### [Objective]
Can you output the records below exactly as they are written?

────────

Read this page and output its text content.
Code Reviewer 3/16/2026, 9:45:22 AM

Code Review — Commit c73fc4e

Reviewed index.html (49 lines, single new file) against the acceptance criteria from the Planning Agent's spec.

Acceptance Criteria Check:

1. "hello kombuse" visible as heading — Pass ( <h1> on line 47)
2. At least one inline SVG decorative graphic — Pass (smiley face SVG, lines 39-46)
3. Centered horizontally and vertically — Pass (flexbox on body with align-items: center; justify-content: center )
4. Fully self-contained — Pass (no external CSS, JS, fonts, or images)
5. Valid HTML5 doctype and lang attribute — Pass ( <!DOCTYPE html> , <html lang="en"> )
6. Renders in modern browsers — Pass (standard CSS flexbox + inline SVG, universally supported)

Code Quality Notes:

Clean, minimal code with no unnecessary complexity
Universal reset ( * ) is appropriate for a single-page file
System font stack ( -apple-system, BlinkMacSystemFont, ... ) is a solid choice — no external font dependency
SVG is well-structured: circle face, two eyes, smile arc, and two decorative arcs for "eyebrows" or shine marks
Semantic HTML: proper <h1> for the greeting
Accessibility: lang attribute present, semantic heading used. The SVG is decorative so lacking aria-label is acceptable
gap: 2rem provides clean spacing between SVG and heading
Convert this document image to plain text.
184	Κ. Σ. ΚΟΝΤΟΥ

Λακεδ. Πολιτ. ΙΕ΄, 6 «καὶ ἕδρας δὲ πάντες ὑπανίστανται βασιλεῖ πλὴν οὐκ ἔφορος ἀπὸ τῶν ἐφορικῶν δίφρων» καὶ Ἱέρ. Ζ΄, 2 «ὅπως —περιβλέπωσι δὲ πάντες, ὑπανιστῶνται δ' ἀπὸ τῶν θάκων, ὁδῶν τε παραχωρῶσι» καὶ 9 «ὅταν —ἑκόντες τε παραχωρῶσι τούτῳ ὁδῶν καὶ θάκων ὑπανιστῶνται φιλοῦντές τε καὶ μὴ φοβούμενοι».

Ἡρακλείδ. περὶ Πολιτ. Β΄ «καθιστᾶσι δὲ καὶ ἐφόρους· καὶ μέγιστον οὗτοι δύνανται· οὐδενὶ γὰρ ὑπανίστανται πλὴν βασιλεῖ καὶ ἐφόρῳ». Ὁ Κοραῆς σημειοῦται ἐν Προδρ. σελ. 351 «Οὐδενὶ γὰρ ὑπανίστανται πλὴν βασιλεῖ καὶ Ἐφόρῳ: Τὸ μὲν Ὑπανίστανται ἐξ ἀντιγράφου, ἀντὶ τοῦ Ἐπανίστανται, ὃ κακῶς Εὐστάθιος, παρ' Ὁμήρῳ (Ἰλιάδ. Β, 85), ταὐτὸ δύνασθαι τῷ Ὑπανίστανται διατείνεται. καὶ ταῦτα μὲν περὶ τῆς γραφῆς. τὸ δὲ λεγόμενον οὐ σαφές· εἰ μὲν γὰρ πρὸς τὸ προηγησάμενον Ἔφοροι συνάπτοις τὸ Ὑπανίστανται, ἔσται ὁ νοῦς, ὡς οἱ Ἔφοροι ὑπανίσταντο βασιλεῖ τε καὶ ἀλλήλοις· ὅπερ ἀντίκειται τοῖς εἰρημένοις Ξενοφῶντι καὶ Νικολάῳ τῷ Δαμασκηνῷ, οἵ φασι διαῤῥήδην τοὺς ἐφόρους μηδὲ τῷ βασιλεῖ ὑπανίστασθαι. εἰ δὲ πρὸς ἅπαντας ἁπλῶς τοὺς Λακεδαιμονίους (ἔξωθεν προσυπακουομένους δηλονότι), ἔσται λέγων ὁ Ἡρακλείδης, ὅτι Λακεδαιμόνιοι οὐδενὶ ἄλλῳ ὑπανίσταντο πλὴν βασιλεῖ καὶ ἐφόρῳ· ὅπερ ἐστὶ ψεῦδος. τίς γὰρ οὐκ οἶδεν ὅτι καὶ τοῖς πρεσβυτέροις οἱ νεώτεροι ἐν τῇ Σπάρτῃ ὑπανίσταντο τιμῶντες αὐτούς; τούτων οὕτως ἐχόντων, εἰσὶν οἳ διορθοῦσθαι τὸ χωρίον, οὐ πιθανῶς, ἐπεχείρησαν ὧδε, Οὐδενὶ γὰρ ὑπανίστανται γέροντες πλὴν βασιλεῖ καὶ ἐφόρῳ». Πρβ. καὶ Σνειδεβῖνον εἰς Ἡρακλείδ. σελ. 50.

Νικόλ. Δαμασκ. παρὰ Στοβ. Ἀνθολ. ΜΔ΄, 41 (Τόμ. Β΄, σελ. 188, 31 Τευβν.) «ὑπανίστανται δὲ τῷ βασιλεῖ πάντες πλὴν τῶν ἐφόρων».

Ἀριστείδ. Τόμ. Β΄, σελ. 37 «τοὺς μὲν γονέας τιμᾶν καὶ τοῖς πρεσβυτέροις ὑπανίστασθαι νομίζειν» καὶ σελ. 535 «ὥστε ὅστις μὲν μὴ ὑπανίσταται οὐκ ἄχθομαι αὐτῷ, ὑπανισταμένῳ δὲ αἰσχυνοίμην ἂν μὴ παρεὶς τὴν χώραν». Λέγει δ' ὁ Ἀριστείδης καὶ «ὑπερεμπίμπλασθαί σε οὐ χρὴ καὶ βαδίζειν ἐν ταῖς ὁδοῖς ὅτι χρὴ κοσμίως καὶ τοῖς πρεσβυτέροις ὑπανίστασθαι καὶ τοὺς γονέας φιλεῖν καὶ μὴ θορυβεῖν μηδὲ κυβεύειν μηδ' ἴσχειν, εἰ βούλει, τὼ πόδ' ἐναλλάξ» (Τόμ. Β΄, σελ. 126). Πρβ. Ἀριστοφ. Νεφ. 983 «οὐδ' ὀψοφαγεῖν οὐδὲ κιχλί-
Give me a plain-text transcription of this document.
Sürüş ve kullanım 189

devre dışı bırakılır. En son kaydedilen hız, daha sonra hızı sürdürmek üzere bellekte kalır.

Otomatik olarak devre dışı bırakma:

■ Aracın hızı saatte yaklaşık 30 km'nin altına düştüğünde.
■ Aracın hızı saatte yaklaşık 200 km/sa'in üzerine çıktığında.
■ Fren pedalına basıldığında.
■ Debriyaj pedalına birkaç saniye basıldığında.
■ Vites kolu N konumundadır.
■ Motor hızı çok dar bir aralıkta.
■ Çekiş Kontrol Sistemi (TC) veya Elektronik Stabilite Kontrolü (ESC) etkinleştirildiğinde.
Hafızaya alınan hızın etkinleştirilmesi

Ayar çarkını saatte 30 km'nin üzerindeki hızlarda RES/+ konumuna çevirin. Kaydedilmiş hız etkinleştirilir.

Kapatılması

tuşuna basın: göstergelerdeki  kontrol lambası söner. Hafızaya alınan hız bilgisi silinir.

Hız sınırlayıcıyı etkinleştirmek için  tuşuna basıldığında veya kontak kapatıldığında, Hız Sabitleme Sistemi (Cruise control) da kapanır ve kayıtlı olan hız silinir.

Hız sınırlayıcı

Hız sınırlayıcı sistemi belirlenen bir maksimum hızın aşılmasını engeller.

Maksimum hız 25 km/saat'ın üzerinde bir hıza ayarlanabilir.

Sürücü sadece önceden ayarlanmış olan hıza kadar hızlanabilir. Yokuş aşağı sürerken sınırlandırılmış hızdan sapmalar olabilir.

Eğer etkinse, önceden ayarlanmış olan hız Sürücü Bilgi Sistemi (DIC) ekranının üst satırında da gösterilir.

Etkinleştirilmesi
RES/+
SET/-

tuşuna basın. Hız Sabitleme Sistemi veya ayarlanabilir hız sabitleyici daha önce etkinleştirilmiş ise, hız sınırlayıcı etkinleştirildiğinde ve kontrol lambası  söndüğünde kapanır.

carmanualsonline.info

────────

### [The response]
Read this page and output its text content.
Code Reviewer 3/16/2026, 9:45:22 AM

Code Review — Commit c73fc4e

Reviewed index.html (49 lines, single new file) against the acceptance criteria from the Planning Agent's spec.

Acceptance Criteria Check:

1. "hello kombuse" visible as heading — Pass ( <h1> on line 47)
2. At least one inline SVG decorative graphic — Pass (smiley face SVG, lines 39-46)
3. Centered horizontally and vertically — Pass (flexbox on body with align-items: center; justify-content: center )
4. Fully self-contained — Pass (no external CSS, JS, fonts, or images)
5. Valid HTML5 doctype and lang attribute — Pass ( <!DOCTYPE html> , <html lang="en"> )
6. Renders in modern browsers — Pass (standard CSS flexbox + inline SVG, universally supported)

Code Quality Notes:

Clean, minimal code with no unnecessary complexity
Universal reset ( * ) is appropriate for a single-page file
System font stack ( -apple-system, BlinkMacSystemFont, ... ) is a solid choice — no external font dependency
SVG is well-structured: circle face, two eyes, smile arc, and two decorative arcs for "eyebrows" or shine marks
Semantic HTML: proper <h1> for the greeting
Accessibility: lang attribute present, semantic heading used. The SVG is decorative so lacking aria-label is acceptable
gap: 2rem provides clean spacing between SVG and heading
Convert this document image to plain text.
184	Κ. Σ. ΚΟΝΤΟΥ

Λακεδ. Πολιτ. ΙΕ΄, 6 «καὶ ἕδρας δὲ πάντες ὑπανίστανται βασιλεῖ πλὴν οὐκ ἔφορος ἀπὸ τῶν ἐφορικῶν δίφρων» καὶ Ἱέρ. Ζ΄, 2 «ὅπως —περιβλέπωσι δὲ πάντες, ὑπανιστῶνται δ' ἀπὸ τῶν θάκων, ὁδῶν τε παραχωρῶσι» καὶ 9 «ὅταν —ἑκόντες τε παραχωρῶσι τούτῳ ὁδῶν καὶ θάκων ὑπανιστῶνται φιλοῦντές τε καὶ μὴ φοβούμενοι».

Ἡρακλείδ. περὶ Πολιτ. Β΄ «καθιστᾶσι δὲ καὶ ἐφόρους· καὶ μέγιστον οὗτοι δύνανται· οὐδενὶ γὰρ ὑπανίστανται πλὴν βασιλεῖ καὶ ἐφόρῳ». Ὁ Κοραῆς σημειοῦται ἐν Προδρ. σελ. 351 «Οὐδενὶ γὰρ ὑπανίστανται πλὴν βασιλεῖ καὶ Ἐφόρῳ: Τὸ μὲν Ὑπανίστανται ἐξ ἀντιγράφου, ἀντὶ τοῦ Ἐπανίστανται, ὃ κακῶς Εὐστάθιος, παρ' Ὁμήρῳ (Ἰλιάδ. Β, 85), ταὐτὸ δύνασθαι τῷ Ὑπανίστανται διατείνεται. καὶ ταῦτα μὲν περὶ τῆς γραφῆς. τὸ δὲ λεγόμενον οὐ σαφές· εἰ μὲν γὰρ πρὸς τὸ προηγησάμενον Ἔφοροι συνάπτοις τὸ Ὑπανίστανται, ἔσται ὁ νοῦς, ὡς οἱ Ἔφοροι ὑπανίσταντο βασιλεῖ τε καὶ ἀλλήλοις· ὅπερ ἀντίκειται τοῖς εἰρημένοις Ξενοφῶντι καὶ Νικολάῳ τῷ Δαμασκηνῷ, οἵ φασι διαῤῥήδην τοὺς ἐφόρους μηδὲ τῷ βασιλεῖ ὑπανίστασθαι. εἰ δὲ πρὸς ἅπαντας ἁπλῶς τοὺς Λακεδαιμονίους (ἔξωθεν προσυπακουομένους δηλονότι), ἔσται λέγων ὁ Ἡρακλείδης, ὅτι Λακεδαιμόνιοι οὐδενὶ ἄλλῳ ὑπανίσταντο πλὴν βασιλεῖ καὶ ἐφόρῳ· ὅπερ ἐστὶ ψεῦδος. τίς γὰρ οὐκ οἶδεν ὅτι καὶ τοῖς πρεσβυτέροις οἱ νεώτεροι ἐν τῇ Σπάρτῃ ὑπανίσταντο τιμῶντες αὐτούς; τούτων οὕτως ἐχόντων, εἰσὶν οἳ διορθοῦσθαι τὸ χωρίον, οὐ πιθανῶς, ἐπεχείρησαν ὧδε, Οὐδενὶ γὰρ ὑπανίστανται γέροντες πλὴν βασιλεῖ καὶ ἐφόρῳ». Πρβ. καὶ Σνειδεβῖνον εἰς Ἡρακλείδ. σελ. 50.

Νικόλ. Δαμασκ. παρὰ Στοβ. Ἀνθολ. ΜΔ΄, 41 (Τόμ. Β΄, σελ. 188, 31 Τευβν.) «ὑπανίστανται δὲ τῷ βασιλεῖ πάντες πλὴν τῶν ἐφόρων».

Ἀριστείδ. Τόμ. Β΄, σελ. 37 «τοὺς μὲν γονέας τιμᾶν καὶ τοῖς πρεσβυτέροις ὑπανίστασθαι νομίζειν» καὶ σελ. 535 «ὥστε ὅστις μὲν μὴ ὑπανίσταται οὐκ ἄχθομαι αὐτῷ, ὑπανισταμένῳ δὲ αἰσχυνοίμην ἂν μὴ παρεὶς τὴν χώραν». Λέγει δ' ὁ Ἀριστείδης καὶ «ὑπερεμπίμπλασθαί σε οὐ χρὴ καὶ βαδίζειν ἐν ταῖς ὁδοῖς ὅτι χρὴ κοσμίως καὶ τοῖς πρεσβυτέροις ὑπανίστασθαι καὶ τοὺς γονέας φιλεῖν καὶ μὴ θορυβεῖν μηδὲ κυβεύειν μηδ' ἴσχειν, εἰ βούλει, τὼ πόδ' ἐναλλάξ» (Τόμ. Β΄, σελ. 126). Πρβ. Ἀριστοφ. Νεφ. 983 «οὐδ' ὀψοφαγεῖν οὐδὲ κιχλί-
Give me a plain-text transcription of this document.
Sürüş ve kullanım 189

devre dışı bırakılır. En son kaydedilen hız, daha sonra hızı sürdürmek üzere bellekte kalır.

Otomatik olarak devre dışı bırakma:

■ Aracın hızı saatte yaklaşık 30 km'nin altına düştüğünde.
■ Aracın hızı saatte yaklaşık 200 km/sa'in üzerine çıktığında.
■ Fren pedalına basıldığında.
■ Debriyaj pedalına birkaç saniye basıldığında.
■ Vites kolu N konumundadır.
■ Motor hızı çok dar bir aralıkta.
■ Çekiş Kontrol Sistemi (TC) veya Elektronik Stabilite Kontrolü (ESC) etkinleştirildiğinde.
Hafızaya alınan hızın etkinleştirilmesi

Ayar çarkını saatte 30 km'nin üzerindeki hızlarda RES/+ konumuna çevirin. Kaydedilmiş hız etkinleştirilir.

Kapatılması

tuşuna basın: göstergelerdeki  kontrol lambası söner. Hafızaya alınan hız bilgisi silinir.

Hız sınırlayıcıyı etkinleştirmek için  tuşuna basıldığında veya kontak kapatıldığında, Hız Sabitleme Sistemi (Cruise control) da kapanır ve kayıtlı olan hız silinir.

Hız sınırlayıcı

Hız sınırlayıcı sistemi belirlenen bir maksimum hızın aşılmasını engeller.

Maksimum hız 25 km/saat'ın üzerinde bir hıza ayarlanabilir.

Sürücü sadece önceden ayarlanmış olan hıza kadar hızlanabilir. Yokuş aşağı sürerken sınırlandırılmış hızdan sapmalar olabilir.

Eğer etkinse, önceden ayarlanmış olan hız Sürücü Bilgi Sistemi (DIC) ekranının üst satırında da gösterilir.

Etkinleştirilmesi
RES/+
SET/-

tuşuna basın. Hız Sabitleme Sistemi veya ayarlanabilir hız sabitleyici daha önce etkinleştirilmiş ise, hız sınırlayıcı etkinleştirildiğinde ve kontrol lambası  söndüğünde kapanır.

carmanualsonline.info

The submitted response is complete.